Data entries for graphics:
===============

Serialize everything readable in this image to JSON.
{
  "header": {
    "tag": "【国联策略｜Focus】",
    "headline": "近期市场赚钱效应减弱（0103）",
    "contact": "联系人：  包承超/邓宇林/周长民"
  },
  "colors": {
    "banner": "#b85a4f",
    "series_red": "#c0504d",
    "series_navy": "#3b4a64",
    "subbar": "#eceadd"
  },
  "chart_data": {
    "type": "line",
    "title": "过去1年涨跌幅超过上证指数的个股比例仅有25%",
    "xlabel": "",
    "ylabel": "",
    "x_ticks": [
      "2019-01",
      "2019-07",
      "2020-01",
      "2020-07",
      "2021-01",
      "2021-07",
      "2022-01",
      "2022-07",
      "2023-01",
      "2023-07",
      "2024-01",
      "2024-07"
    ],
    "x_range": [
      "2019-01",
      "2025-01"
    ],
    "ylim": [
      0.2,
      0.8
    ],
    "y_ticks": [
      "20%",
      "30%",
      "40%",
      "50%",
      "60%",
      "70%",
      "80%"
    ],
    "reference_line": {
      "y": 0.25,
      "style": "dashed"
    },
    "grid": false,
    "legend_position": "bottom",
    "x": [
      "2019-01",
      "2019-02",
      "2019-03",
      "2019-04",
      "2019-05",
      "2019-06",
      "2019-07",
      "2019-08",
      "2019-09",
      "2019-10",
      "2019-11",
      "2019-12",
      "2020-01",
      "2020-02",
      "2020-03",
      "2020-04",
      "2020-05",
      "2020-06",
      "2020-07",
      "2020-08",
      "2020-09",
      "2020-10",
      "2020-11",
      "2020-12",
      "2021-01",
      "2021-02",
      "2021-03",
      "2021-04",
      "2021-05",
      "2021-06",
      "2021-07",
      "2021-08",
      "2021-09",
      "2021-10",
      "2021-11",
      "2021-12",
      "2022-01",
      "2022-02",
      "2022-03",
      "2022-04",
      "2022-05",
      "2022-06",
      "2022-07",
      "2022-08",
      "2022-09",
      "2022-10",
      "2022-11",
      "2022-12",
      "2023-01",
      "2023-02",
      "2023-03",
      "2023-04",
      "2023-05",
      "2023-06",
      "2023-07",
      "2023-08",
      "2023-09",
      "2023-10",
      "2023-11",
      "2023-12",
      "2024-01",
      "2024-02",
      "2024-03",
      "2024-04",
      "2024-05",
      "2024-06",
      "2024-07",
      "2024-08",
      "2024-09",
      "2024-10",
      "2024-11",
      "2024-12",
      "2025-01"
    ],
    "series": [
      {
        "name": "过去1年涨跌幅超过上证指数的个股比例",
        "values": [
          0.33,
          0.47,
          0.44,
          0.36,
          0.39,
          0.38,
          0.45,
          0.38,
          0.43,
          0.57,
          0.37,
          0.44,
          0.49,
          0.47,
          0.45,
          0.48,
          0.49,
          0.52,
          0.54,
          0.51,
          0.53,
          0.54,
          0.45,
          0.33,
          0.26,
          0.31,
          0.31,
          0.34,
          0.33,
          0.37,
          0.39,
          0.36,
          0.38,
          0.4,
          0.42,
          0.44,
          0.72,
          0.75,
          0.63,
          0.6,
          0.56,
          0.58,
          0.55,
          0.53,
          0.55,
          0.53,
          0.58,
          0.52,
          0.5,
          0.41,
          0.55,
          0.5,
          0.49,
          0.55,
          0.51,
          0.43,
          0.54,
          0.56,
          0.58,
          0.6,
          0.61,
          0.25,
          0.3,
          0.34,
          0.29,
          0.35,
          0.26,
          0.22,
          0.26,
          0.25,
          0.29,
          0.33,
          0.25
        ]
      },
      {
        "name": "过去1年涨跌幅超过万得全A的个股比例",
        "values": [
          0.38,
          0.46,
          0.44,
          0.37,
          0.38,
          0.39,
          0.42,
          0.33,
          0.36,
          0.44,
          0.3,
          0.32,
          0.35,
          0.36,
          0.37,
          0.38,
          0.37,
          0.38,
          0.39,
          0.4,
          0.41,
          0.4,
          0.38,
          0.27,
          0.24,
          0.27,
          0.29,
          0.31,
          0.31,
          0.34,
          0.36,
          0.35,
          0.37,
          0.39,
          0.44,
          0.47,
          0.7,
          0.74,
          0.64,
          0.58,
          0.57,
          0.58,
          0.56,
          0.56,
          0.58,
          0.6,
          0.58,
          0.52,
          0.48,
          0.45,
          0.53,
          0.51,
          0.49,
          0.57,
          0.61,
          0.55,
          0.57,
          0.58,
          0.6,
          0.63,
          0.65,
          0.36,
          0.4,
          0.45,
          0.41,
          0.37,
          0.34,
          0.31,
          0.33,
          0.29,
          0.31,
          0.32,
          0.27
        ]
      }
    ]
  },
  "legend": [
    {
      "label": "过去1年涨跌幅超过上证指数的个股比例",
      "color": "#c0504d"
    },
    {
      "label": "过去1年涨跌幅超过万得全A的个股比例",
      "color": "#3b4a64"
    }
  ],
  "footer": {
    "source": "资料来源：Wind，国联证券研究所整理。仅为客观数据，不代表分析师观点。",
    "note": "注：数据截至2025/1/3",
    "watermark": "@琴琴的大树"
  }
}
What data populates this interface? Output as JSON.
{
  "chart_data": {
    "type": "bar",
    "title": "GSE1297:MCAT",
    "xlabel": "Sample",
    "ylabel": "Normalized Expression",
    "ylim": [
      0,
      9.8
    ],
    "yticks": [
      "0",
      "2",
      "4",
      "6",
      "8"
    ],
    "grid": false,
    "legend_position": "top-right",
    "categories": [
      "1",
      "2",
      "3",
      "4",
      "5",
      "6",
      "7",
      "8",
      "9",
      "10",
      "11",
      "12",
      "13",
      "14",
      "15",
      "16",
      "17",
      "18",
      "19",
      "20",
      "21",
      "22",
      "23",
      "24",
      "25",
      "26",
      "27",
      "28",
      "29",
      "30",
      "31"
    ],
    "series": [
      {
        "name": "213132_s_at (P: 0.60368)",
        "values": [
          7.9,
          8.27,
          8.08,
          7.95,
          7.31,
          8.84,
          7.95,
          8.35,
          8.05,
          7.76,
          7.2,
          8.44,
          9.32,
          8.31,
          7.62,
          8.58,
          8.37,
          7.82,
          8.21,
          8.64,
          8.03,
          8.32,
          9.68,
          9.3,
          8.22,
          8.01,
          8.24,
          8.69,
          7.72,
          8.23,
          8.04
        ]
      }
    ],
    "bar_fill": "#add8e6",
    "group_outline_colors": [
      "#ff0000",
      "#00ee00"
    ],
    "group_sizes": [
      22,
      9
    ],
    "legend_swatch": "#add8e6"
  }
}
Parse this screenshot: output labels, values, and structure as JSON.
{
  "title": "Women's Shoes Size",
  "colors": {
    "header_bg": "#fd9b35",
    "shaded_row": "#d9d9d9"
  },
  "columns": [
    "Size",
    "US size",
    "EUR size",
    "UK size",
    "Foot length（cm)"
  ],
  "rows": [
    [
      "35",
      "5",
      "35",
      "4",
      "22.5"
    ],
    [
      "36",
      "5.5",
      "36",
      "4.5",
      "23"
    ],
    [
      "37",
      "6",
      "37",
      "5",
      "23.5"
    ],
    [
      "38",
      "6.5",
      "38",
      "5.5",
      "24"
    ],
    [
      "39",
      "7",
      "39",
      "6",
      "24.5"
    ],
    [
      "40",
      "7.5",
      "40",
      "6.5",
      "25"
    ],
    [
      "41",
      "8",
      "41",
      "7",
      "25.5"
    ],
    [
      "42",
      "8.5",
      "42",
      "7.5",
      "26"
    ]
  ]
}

===============

Task instructions: Print out the whole listing exactly as it appears.

Response to the exercise:
Serialize everything readable in this image to JSON.
{
  "header": {
    "tag": "【国联策略｜Focus】",
    "headline": "近期市场赚钱效应减弱（0103）",
    "contact": "联系人：  包承超/邓宇林/周长民"
  },
  "colors": {
    "banner": "#b85a4f",
    "series_red": "#c0504d",
    "series_navy": "#3b4a64",
    "subbar": "#eceadd"
  },
  "chart_data": {
    "type": "line",
    "title": "过去1年涨跌幅超过上证指数的个股比例仅有25%",
    "xlabel": "",
    "ylabel": "",
    "x_ticks": [
      "2019-01",
      "2019-07",
      "2020-01",
      "2020-07",
      "2021-01",
      "2021-07",
      "2022-01",
      "2022-07",
      "2023-01",
      "2023-07",
      "2024-01",
      "2024-07"
    ],
    "x_range": [
      "2019-01",
      "2025-01"
    ],
    "ylim": [
      0.2,
      0.8
    ],
    "y_ticks": [
      "20%",
      "30%",
      "40%",
      "50%",
      "60%",
      "70%",
      "80%"
    ],
    "reference_line": {
      "y": 0.25,
      "style": "dashed"
    },
    "grid": false,
    "legend_position": "bottom",
    "x": [
      "2019-01",
      "2019-02",
      "2019-03",
      "2019-04",
      "2019-05",
      "2019-06",
      "2019-07",
      "2019-08",
      "2019-09",
      "2019-10",
      "2019-11",
      "2019-12",
      "2020-01",
      "2020-02",
      "2020-03",
      "2020-04",
      "2020-05",
      "2020-06",
      "2020-07",
      "2020-08",
      "2020-09",
      "2020-10",
      "2020-11",
      "2020-12",
      "2021-01",
      "2021-02",
      "2021-03",
      "2021-04",
      "2021-05",
      "2021-06",
      "2021-07",
      "2021-08",
      "2021-09",
      "2021-10",
      "2021-11",
      "2021-12",
      "2022-01",
      "2022-02",
      "2022-03",
      "2022-04",
      "2022-05",
      "2022-06",
      "2022-07",
      "2022-08",
      "2022-09",
      "2022-10",
      "2022-11",
      "2022-12",
      "2023-01",
      "2023-02",
      "2023-03",
      "2023-04",
      "2023-05",
      "2023-06",
      "2023-07",
      "2023-08",
      "2023-09",
      "2023-10",
      "2023-11",
      "2023-12",
      "2024-01",
      "2024-02",
      "2024-03",
      "2024-04",
      "2024-05",
      "2024-06",
      "2024-07",
      "2024-08",
      "2024-09",
      "2024-10",
      "2024-11",
      "2024-12",
      "2025-01"
    ],
    "series": [
      {
        "name": "过去1年涨跌幅超过上证指数的个股比例",
        "values": [
          0.33,
          0.47,
          0.44,
          0.36,
          0.39,
          0.38,
          0.45,
          0.38,
          0.43,
          0.57,
          0.37,
          0.44,
          0.49,
          0.47,
          0.45,
          0.48,
          0.49,
          0.52,
          0.54,
          0.51,
          0.53,
          0.54,
          0.45,
          0.33,
          0.26,
          0.31,
          0.31,
          0.34,
          0.33,
          0.37,
          0.39,
          0.36,
          0.38,
          0.4,
          0.42,
          0.44,
          0.72,
          0.75,
          0.63,
          0.6,
          0.56,
          0.58,
          0.55,
          0.53,
          0.55,
          0.53,
          0.58,
          0.52,
          0.5,
          0.41,
          0.55,
          0.5,
          0.49,
          0.55,
          0.51,
          0.43,
          0.54,
          0.56,
          0.58,
          0.6,
          0.61,
          0.25,
          0.3,
          0.34,
          0.29,
          0.35,
          0.26,
          0.22,
          0.26,
          0.25,
          0.29,
          0.33,
          0.25
        ]
      },
      {
        "name": "过去1年涨跌幅超过万得全A的个股比例",
        "values": [
          0.38,
          0.46,
          0.44,
          0.37,
          0.38,
          0.39,
          0.42,
          0.33,
          0.36,
          0.44,
          0.3,
          0.32,
          0.35,
          0.36,
          0.37,
          0.38,
          0.37,
          0.38,
          0.39,
          0.4,
          0.41,
          0.4,
          0.38,
          0.27,
          0.24,
          0.27,
          0.29,
          0.31,
          0.31,
          0.34,
          0.36,
          0.35,
          0.37,
          0.39,
          0.44,
          0.47,
          0.7,
          0.74,
          0.64,
          0.58,
          0.57,
          0.58,
          0.56,
          0.56,
          0.58,
          0.6,
          0.58,
          0.52,
          0.48,
          0.45,
          0.53,
          0.51,
          0.49,
          0.57,
          0.61,
          0.55,
          0.57,
          0.58,
          0.6,
          0.63,
          0.65,
          0.36,
          0.4,
          0.45,
          0.41,
          0.37,
          0.34,
          0.31,
          0.33,
          0.29,
          0.31,
          0.32,
          0.27
        ]
      }
    ]
  },
  "legend": [
    {
      "label": "过去1年涨跌幅超过上证指数的个股比例",
      "color": "#c0504d"
    },
    {
      "label": "过去1年涨跌幅超过万得全A的个股比例",
      "color": "#3b4a64"
    }
  ],
  "footer": {
    "source": "资料来源：Wind，国联证券研究所整理。仅为客观数据，不代表分析师观点。",
    "note": "注：数据截至2025/1/3",
    "watermark": "@琴琴的大树"
  }
}
What data populates this interface? Output as JSON.
{
  "chart_data": {
    "type": "bar",
    "title": "GSE1297:MCAT",
    "xlabel": "Sample",
    "ylabel": "Normalized Expression",
    "ylim": [
      0,
      9.8
    ],
    "yticks": [
      "0",
      "2",
      "4",
      "6",
      "8"
    ],
    "grid": false,
    "legend_position": "top-right",
    "categories": [
      "1",
      "2",
      "3",
      "4",
      "5",
      "6",
      "7",
      "8",
      "9",
      "10",
      "11",
      "12",
      "13",
      "14",
      "15",
      "16",
      "17",
      "18",
      "19",
      "20",
      "21",
      "22",
      "23",
      "24",
      "25",
      "26",
      "27",
      "28",
      "29",
      "30",
      "31"
    ],
    "series": [
      {
        "name": "213132_s_at (P: 0.60368)",
        "values": [
          7.9,
          8.27,
          8.08,
          7.95,
          7.31,
          8.84,
          7.95,
          8.35,
          8.05,
          7.76,
          7.2,
          8.44,
          9.32,
          8.31,
          7.62,
          8.58,
          8.37,
          7.82,
          8.21,
          8.64,
          8.03,
          8.32,
          9.68,
          9.3,
          8.22,
          8.01,
          8.24,
          8.69,
          7.72,
          8.23,
          8.04
        ]
      }
    ],
    "bar_fill": "#add8e6",
    "group_outline_colors": [
      "#ff0000",
      "#00ee00"
    ],
    "group_sizes": [
      22,
      9
    ],
    "legend_swatch": "#add8e6"
  }
}
Parse this screenshot: output labels, values, and structure as JSON.
{
  "title": "Women's Shoes Size",
  "colors": {
    "header_bg": "#fd9b35",
    "shaded_row": "#d9d9d9"
  },
  "columns": [
    "Size",
    "US size",
    "EUR size",
    "UK size",
    "Foot length（cm)"
  ],
  "rows": [
    [
      "35",
      "5",
      "35",
      "4",
      "22.5"
    ],
    [
      "36",
      "5.5",
      "36",
      "4.5",
      "23"
    ],
    [
      "37",
      "6",
      "37",
      "5",
      "23.5"
    ],
    [
      "38",
      "6.5",
      "38",
      "5.5",
      "24"
    ],
    [
      "39",
      "7",
      "39",
      "6",
      "24.5"
    ],
    [
      "40",
      "7.5",
      "40",
      "6.5",
      "25"
    ],
    [
      "41",
      "8",
      "41",
      "7",
      "25.5"
    ],
    [
      "42",
      "8.5",
      "42",
      "7.5",
      "26"
    ]
  ]
}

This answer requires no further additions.